◆ What is needed
Scan each line of the records for the word "grid" and extract the ones that have it.
* Begin Given entries *
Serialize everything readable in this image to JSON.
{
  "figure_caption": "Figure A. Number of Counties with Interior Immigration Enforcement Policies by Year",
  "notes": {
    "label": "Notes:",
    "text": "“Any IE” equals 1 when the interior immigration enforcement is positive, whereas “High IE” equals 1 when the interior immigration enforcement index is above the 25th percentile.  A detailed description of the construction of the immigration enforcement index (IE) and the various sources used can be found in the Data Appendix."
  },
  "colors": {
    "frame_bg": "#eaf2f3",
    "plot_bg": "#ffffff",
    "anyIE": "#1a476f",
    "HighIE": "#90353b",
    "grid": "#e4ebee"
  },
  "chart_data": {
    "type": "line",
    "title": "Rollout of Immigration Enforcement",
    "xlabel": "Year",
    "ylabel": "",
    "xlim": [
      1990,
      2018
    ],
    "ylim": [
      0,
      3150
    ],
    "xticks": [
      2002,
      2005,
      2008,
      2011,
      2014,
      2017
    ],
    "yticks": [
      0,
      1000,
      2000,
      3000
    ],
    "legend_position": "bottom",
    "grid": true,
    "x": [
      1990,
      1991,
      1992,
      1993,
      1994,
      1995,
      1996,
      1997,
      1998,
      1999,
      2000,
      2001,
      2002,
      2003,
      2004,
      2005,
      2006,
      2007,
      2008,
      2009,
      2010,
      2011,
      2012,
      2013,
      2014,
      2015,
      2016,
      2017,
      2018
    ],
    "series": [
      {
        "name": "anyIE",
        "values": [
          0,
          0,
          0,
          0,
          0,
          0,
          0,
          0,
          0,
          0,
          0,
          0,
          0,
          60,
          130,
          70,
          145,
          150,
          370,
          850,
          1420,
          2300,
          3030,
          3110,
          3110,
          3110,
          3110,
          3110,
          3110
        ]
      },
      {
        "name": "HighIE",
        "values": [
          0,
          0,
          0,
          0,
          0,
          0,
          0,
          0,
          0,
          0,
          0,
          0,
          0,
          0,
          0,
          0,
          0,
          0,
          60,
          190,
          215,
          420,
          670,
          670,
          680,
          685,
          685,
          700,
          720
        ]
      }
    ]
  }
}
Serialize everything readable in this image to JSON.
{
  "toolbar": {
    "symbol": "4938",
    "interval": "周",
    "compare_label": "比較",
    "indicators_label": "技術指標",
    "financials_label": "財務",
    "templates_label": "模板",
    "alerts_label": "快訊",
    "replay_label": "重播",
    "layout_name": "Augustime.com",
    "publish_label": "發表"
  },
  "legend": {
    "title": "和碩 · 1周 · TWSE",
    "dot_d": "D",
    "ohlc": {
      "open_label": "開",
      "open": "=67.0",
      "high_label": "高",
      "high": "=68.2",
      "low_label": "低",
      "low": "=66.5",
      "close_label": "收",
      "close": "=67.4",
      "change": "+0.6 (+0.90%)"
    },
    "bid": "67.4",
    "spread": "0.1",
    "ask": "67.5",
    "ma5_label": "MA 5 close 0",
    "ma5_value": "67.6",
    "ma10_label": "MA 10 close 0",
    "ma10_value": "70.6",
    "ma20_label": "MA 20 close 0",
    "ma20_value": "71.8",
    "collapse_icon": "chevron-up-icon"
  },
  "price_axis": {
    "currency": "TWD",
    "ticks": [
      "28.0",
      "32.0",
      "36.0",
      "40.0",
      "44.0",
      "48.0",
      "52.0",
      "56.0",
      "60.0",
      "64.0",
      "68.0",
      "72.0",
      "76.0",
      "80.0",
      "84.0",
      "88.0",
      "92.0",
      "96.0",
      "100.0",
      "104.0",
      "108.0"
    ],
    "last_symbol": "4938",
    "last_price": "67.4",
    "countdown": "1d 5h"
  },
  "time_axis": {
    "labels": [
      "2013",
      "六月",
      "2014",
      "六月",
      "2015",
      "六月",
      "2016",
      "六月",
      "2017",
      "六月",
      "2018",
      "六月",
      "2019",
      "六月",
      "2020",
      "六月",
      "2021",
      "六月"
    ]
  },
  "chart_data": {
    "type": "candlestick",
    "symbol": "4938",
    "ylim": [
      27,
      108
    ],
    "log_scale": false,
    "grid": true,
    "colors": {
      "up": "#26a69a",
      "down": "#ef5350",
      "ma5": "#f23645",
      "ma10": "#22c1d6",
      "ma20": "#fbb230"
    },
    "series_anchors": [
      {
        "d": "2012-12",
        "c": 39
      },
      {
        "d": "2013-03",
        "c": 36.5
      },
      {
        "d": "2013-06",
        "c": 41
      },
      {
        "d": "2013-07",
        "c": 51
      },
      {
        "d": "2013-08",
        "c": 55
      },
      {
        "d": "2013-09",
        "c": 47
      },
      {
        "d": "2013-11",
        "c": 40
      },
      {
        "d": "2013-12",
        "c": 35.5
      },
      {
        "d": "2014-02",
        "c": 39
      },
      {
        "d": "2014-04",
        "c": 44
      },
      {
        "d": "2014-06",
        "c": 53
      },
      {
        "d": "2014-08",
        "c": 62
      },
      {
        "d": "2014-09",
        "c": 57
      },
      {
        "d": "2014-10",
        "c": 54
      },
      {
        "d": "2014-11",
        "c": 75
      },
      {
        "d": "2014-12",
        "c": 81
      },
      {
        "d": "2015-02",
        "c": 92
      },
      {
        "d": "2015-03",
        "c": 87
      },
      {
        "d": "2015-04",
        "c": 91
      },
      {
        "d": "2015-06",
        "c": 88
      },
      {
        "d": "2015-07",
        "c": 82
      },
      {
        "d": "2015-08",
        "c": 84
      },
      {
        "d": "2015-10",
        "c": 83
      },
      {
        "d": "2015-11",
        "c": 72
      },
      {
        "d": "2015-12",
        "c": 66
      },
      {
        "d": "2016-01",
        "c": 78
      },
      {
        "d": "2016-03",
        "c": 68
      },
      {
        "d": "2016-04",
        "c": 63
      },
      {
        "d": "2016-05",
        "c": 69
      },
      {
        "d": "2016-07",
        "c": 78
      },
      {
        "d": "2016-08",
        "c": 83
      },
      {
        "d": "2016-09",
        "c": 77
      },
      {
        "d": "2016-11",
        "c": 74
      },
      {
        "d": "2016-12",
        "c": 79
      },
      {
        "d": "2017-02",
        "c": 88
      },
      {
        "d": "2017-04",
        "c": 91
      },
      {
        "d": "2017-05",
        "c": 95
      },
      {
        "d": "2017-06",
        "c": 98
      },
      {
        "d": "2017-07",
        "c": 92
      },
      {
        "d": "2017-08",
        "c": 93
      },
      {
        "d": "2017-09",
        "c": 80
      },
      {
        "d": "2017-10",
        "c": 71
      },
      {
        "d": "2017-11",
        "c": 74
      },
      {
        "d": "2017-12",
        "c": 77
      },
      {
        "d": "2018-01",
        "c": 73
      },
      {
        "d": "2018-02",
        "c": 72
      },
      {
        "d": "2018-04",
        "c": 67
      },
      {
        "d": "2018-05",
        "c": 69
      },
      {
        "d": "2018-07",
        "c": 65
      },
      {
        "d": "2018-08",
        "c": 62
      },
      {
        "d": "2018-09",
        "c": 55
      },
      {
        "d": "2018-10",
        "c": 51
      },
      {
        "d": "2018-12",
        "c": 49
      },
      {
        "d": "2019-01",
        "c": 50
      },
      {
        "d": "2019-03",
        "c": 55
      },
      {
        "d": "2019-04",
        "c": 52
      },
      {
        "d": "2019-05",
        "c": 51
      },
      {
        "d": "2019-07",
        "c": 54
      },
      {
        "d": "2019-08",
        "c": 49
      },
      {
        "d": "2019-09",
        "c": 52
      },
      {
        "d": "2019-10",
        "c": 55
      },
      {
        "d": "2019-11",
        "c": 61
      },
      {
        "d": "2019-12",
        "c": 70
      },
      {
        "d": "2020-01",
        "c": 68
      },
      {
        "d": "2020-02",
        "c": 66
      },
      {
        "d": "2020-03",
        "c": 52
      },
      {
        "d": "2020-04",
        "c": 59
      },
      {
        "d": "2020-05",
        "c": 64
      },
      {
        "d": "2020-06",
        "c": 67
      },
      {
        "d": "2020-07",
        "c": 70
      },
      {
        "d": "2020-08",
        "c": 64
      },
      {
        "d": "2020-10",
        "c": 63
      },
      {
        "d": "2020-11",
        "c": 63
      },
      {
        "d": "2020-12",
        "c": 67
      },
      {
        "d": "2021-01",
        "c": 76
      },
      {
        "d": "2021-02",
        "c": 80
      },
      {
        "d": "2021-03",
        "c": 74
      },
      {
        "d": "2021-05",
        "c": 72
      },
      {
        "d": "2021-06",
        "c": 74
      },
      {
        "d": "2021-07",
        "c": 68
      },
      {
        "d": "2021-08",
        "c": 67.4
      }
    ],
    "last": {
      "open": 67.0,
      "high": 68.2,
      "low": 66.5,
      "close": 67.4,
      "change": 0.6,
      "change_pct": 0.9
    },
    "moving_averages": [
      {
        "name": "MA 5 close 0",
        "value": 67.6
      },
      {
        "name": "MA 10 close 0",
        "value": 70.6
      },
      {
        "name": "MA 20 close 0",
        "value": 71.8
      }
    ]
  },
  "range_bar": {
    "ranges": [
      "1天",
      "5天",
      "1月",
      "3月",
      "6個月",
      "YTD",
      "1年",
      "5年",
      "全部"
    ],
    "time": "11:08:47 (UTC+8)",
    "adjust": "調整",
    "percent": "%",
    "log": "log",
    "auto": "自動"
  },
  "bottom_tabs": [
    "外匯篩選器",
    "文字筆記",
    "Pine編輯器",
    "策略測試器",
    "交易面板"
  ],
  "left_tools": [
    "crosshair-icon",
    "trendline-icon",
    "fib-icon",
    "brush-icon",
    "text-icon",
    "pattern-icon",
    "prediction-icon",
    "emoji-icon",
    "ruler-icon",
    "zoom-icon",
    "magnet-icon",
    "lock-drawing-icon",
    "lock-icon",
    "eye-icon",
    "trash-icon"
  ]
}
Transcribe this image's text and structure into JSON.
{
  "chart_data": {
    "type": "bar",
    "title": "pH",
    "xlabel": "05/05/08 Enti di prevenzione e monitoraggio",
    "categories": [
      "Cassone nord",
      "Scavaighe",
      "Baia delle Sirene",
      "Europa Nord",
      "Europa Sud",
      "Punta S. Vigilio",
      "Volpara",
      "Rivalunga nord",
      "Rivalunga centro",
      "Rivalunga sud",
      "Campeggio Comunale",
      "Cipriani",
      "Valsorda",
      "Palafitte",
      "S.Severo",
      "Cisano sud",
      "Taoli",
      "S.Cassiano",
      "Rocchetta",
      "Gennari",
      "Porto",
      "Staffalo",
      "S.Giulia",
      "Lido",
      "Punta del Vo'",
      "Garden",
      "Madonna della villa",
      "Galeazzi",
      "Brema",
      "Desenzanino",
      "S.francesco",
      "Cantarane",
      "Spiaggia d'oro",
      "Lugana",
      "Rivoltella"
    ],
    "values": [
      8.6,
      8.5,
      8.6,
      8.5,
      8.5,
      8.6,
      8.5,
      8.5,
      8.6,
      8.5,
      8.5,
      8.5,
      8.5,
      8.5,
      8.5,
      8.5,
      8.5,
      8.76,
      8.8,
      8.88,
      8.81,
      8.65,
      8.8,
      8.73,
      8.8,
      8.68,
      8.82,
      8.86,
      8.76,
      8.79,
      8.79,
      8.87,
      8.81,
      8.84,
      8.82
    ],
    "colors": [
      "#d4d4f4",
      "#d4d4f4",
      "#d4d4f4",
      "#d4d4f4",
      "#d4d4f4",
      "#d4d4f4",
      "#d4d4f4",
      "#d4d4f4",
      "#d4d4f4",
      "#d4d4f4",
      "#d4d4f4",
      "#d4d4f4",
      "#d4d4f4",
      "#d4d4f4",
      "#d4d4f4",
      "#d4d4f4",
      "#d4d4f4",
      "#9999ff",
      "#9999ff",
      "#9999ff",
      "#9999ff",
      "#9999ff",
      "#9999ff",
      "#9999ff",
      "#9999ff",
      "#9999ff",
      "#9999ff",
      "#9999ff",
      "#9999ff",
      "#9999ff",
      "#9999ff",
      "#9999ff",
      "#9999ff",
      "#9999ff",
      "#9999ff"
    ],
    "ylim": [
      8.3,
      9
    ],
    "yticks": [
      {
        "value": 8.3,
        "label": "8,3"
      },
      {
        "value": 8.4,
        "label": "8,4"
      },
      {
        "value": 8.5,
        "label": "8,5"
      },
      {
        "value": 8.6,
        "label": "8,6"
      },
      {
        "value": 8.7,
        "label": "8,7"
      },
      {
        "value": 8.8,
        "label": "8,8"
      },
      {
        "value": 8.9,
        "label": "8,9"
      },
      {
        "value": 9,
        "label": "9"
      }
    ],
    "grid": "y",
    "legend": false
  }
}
* End Given entries *
◆ Worked answer
    "grid": "#e4ebee"
    "grid": true,
    "grid": true,
    "grid": "y",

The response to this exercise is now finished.